(TEKSTFRAGMENT):
Maar ook software kan aan vergroening
bijdragen: minder zware softwarepakketten besparen op energieverbruik. We kunnen
onze vervuiling compenseren: de zoekmachine Ecosia probeert de CO2-uitstoot van de
servers in haar datacenters te neutraliseren door per aantal zoekopdrachten een
boom te planten.
Goede voorbeelden van vergroening (en
andere tips die lager grondstoffenverbruik mogelijk maken) geeft Low
Tech Magazine, de website van
Kris de Decker in Barcelona. Kris stelt dat het laden van een webpagina
gemiddeld drie keer meer dataverkeer vraagt dan in 2010, dit komt door hogere
resoluties en verfraaiingen. Samen met websdesigner Marie Otsuka en kunstenaar
Roel Oskam Abbing heeft hij een website gemaakt die drie keer minder energie
vraagt dan de gemiddelde webpagina van 2018. Hij gebruikt al jarenlang dezelfde
computer en legt in een van zijn blogs (waarom ik geen nieuwe laptops meer koop) uit waarom hij dit doet. De website kan 1500
bezoekers per uur aan, werkt op zonne-energie, waardoor het gebeurt dat bij
veel raadplegingen en bij slecht weer de site dus off-line kan zijn. Hoe je zo
een website bouwt is op de site zelf te lezen; we gaan er nu niet verder op
in.
Green IT en de invloedsfeer van de informatieprofessional
Eerst moeten we eens kijken waar de
kosten van onze ICT-activiteiten zich bevinden. We hebben de hardware:
gebouwen, apparatuur en verbindingen. Dan is er de software met de
onderhoudslicenties. Er is het personeel dat alle systemen en databestanden
laat werken. Dan zijn er de databestanden zelf en deze groeien enorm de laatste
jaren. Als laatste zijn er energie- en watergebruik. Dit zijn grofweg enkele
categorieën waar we mee te maken hebben.

(SCHRIFTELIJKE OPDRACHTEN):
- 1) Vertaal deze zin uit het tekstfragment in het Engels: "Dan zijn er de databestanden zelf en deze groeien enorm de laatste jaren."
- 2) Noem alsjeblieft alle personen die in het tekstfragment bij naam worden genoemd.
- 3) Citeer het stuk van het tekstfragment vanaf "Maar ook software" tot en met "boom te planten.".
De items die volgen staan los van het tekstfragment.

[Gegevensitems]
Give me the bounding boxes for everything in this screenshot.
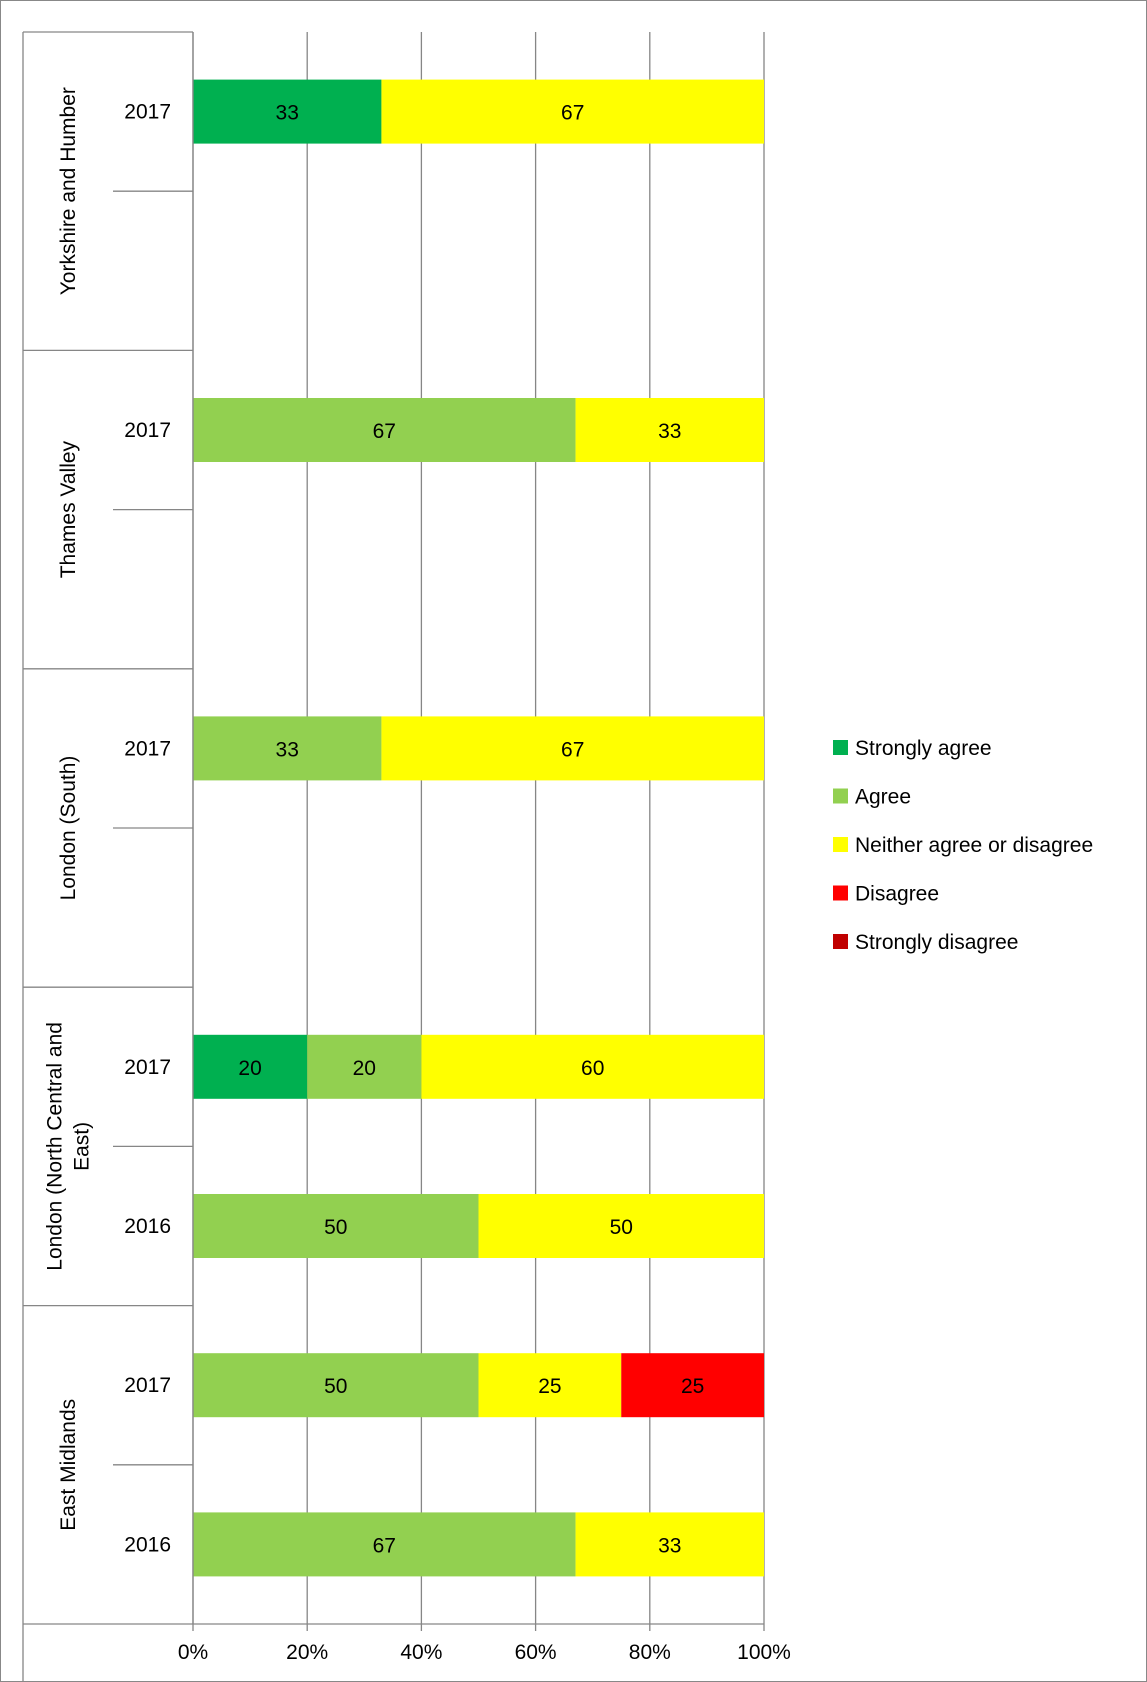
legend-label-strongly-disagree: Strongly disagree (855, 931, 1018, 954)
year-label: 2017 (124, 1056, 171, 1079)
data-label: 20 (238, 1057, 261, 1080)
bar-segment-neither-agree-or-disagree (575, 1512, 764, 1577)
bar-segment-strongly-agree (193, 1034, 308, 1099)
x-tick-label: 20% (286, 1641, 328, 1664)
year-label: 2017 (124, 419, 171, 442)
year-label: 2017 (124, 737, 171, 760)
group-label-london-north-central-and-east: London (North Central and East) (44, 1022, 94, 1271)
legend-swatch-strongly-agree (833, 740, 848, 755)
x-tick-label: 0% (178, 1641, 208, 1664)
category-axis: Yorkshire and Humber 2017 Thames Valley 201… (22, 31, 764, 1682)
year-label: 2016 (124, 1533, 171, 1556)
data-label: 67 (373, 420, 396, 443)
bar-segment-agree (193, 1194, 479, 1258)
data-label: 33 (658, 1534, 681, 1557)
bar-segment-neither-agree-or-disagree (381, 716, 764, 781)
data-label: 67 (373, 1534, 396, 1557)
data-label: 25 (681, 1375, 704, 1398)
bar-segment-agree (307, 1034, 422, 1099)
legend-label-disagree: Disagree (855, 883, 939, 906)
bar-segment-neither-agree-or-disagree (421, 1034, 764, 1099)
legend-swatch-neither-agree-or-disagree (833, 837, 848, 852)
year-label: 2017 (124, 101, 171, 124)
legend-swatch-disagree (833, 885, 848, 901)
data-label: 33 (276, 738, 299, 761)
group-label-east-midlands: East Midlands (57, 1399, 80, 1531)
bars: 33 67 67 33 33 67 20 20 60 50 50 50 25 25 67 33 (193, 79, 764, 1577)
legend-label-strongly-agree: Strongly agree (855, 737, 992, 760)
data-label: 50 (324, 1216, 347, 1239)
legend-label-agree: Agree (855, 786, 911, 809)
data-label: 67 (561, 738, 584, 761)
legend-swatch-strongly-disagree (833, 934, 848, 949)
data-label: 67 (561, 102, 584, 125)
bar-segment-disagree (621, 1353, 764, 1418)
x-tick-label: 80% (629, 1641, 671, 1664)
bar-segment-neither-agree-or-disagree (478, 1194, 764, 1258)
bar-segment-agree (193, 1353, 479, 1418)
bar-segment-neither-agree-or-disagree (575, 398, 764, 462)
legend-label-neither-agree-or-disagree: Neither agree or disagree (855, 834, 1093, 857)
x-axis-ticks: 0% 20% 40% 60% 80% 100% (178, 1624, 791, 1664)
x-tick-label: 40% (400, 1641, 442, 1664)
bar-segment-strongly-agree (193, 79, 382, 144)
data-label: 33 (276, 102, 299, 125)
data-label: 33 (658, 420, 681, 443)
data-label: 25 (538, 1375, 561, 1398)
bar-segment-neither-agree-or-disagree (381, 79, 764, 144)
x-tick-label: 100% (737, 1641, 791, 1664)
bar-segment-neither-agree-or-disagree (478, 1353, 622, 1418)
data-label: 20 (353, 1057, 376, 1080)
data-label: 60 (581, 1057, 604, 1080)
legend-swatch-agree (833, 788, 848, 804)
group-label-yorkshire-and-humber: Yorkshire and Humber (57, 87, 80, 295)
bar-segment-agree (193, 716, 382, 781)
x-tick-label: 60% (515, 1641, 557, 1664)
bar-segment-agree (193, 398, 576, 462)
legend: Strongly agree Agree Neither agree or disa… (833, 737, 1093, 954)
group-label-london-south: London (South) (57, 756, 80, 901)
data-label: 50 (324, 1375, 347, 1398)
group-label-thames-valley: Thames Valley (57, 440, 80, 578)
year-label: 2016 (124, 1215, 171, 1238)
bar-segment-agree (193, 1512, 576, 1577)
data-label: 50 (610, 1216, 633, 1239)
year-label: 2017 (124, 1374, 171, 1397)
--
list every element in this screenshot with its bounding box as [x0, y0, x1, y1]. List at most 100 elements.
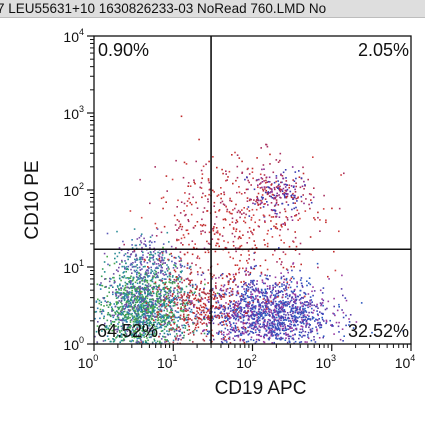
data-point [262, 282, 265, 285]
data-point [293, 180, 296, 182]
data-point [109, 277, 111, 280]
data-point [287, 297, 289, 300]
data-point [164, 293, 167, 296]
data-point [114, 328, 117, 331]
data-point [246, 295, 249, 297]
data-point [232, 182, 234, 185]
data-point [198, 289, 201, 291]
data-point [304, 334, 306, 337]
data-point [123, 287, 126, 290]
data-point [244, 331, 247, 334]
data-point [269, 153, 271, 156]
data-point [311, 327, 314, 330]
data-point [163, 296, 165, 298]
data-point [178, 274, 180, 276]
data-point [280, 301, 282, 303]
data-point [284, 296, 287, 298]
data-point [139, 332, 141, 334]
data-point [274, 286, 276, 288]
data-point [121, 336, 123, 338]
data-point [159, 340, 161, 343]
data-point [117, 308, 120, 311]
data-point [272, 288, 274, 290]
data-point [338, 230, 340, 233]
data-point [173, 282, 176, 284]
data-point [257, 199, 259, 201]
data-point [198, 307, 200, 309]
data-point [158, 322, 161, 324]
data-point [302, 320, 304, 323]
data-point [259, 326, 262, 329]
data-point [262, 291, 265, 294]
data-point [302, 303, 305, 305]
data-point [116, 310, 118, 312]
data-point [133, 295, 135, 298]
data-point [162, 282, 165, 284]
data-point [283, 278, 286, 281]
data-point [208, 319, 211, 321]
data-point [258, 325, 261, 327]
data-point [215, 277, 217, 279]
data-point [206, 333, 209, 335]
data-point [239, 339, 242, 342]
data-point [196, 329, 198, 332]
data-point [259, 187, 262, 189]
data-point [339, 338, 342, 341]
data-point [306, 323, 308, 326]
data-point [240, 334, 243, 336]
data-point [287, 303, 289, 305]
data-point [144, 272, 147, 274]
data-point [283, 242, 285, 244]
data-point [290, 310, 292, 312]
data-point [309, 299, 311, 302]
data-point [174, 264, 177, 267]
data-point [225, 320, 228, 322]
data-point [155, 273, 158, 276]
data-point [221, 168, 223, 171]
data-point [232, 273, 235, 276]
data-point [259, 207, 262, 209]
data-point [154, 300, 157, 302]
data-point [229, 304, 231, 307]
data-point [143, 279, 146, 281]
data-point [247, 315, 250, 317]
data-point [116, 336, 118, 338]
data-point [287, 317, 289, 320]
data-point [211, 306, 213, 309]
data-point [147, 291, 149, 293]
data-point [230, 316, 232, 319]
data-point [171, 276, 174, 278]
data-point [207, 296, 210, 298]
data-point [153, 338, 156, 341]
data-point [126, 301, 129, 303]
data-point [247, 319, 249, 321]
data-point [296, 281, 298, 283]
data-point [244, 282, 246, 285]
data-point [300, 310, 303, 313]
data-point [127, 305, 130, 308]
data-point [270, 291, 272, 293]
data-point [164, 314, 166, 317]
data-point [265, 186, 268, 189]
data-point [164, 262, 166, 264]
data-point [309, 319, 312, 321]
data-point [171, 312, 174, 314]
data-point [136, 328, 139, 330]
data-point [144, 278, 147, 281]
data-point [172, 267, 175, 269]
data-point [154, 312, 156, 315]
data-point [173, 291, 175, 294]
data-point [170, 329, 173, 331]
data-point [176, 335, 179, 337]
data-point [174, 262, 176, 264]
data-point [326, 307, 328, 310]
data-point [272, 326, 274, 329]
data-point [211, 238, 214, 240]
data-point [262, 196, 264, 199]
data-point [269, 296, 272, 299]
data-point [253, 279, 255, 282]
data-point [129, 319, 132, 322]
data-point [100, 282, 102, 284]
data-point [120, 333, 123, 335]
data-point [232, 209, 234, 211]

(ANTWOORDEN PER OPDRACHT):
- 1) Then there are the data files themselves, and these have grown enormously in recent years.

- 2) Kris de Decker, Marie Otsuka, Roel Oskam Abbing

- 3)
Maar ook software kan aan vergroening
bijdragen: minder zware softwarepakketten besparen op energieverbruik. We kunnen
onze vervuiling compenseren: de zoekmachine Ecosia probeert de CO2-uitstoot van de
servers in haar datacenters te neutraliseren door per aantal zoekopdrachten een
boom te planten.